• YOUR OBJECTIVE
Copy out every record precisely.

---+---

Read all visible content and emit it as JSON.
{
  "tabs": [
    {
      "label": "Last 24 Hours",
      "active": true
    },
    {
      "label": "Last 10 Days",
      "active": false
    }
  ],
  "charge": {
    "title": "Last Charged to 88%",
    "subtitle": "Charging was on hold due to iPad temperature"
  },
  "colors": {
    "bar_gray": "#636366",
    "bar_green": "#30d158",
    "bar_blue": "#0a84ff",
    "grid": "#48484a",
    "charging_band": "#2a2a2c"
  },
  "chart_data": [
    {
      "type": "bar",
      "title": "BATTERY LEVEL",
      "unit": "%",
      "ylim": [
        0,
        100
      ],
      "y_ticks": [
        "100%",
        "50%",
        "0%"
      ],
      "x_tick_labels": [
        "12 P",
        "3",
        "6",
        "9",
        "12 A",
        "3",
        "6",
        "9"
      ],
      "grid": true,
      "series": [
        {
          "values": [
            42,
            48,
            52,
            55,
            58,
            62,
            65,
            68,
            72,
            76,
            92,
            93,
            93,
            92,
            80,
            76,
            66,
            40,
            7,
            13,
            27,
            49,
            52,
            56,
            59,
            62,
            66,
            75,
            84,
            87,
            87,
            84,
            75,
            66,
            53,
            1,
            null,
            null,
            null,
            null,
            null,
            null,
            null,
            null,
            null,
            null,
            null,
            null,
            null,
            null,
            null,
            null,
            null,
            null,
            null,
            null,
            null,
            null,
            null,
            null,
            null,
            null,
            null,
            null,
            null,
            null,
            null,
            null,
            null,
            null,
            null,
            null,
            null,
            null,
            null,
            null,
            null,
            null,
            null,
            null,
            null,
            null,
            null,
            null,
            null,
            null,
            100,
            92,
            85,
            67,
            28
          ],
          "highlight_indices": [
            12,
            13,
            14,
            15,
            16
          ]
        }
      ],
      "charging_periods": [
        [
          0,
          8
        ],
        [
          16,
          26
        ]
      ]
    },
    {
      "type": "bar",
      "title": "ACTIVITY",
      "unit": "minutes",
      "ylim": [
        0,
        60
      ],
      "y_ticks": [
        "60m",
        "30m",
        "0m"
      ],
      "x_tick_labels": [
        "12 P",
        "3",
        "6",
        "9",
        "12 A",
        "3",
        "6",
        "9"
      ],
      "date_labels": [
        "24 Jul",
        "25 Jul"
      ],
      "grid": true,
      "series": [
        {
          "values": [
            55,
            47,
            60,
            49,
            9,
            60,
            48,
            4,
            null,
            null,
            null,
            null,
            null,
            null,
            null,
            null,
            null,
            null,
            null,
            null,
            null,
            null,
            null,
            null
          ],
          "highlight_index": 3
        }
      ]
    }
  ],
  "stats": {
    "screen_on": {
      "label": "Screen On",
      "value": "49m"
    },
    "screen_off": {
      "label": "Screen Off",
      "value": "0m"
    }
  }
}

---+---

• SOLUTION
Read all visible content and emit it as JSON.
{
  "tabs": [
    {
      "label": "Last 24 Hours",
      "active": true
    },
    {
      "label": "Last 10 Days",
      "active": false
    }
  ],
  "charge": {
    "title": "Last Charged to 88%",
    "subtitle": "Charging was on hold due to iPad temperature"
  },
  "colors": {
    "bar_gray": "#636366",
    "bar_green": "#30d158",
    "bar_blue": "#0a84ff",
    "grid": "#48484a",
    "charging_band": "#2a2a2c"
  },
  "chart_data": [
    {
      "type": "bar",
      "title": "BATTERY LEVEL",
      "unit": "%",
      "ylim": [
        0,
        100
      ],
      "y_ticks": [
        "100%",
        "50%",
        "0%"
      ],
      "x_tick_labels": [
        "12 P",
        "3",
        "6",
        "9",
        "12 A",
        "3",
        "6",
        "9"
      ],
      "grid": true,
      "series": [
        {
          "values": [
            42,
            48,
            52,
            55,
            58,
            62,
            65,
            68,
            72,
            76,
            92,
            93,
            93,
            92,
            80,
            76,
            66,
            40,
            7,
            13,
            27,
            49,
            52,
            56,
            59,
            62,
            66,
            75,
            84,
            87,
            87,
            84,
            75,
            66,
            53,
            1,
            null,
            null,
            null,
            null,
            null,
            null,
            null,
            null,
            null,
            null,
            null,
            null,
            null,
            null,
            null,
            null,
            null,
            null,
            null,
            null,
            null,
            null,
            null,
            null,
            null,
            null,
            null,
            null,
            null,
            null,
            null,
            null,
            null,
            null,
            null,
            null,
            null,
            null,
            null,
            null,
            null,
            null,
            null,
            null,
            null,
            null,
            null,
            null,
            null,
            null,
            100,
            92,
            85,
            67,
            28
          ],
          "highlight_indices": [
            12,
            13,
            14,
            15,
            16
          ]
        }
      ],
      "charging_periods": [
        [
          0,
          8
        ],
        [
          16,
          26
        ]
      ]
    },
    {
      "type": "bar",
      "title": "ACTIVITY",
      "unit": "minutes",
      "ylim": [
        0,
        60
      ],
      "y_ticks": [
        "60m",
        "30m",
        "0m"
      ],
      "x_tick_labels": [
        "12 P",
        "3",
        "6",
        "9",
        "12 A",
        "3",
        "6",
        "9"
      ],
      "date_labels": [
        "24 Jul",
        "25 Jul"
      ],
      "grid": true,
      "series": [
        {
          "values": [
            55,
            47,
            60,
            49,
            9,
            60,
            48,
            4,
            null,
            null,
            null,
            null,
            null,
            null,
            null,
            null,
            null,
            null,
            null,
            null,
            null,
            null,
            null,
            null
          ],
          "highlight_index": 3
        }
      ]
    }
  ],
  "stats": {
    "screen_on": {
      "label": "Screen On",
      "value": "49m"
    },
    "screen_off": {
      "label": "Screen Off",
      "value": "0m"
    }
  }
}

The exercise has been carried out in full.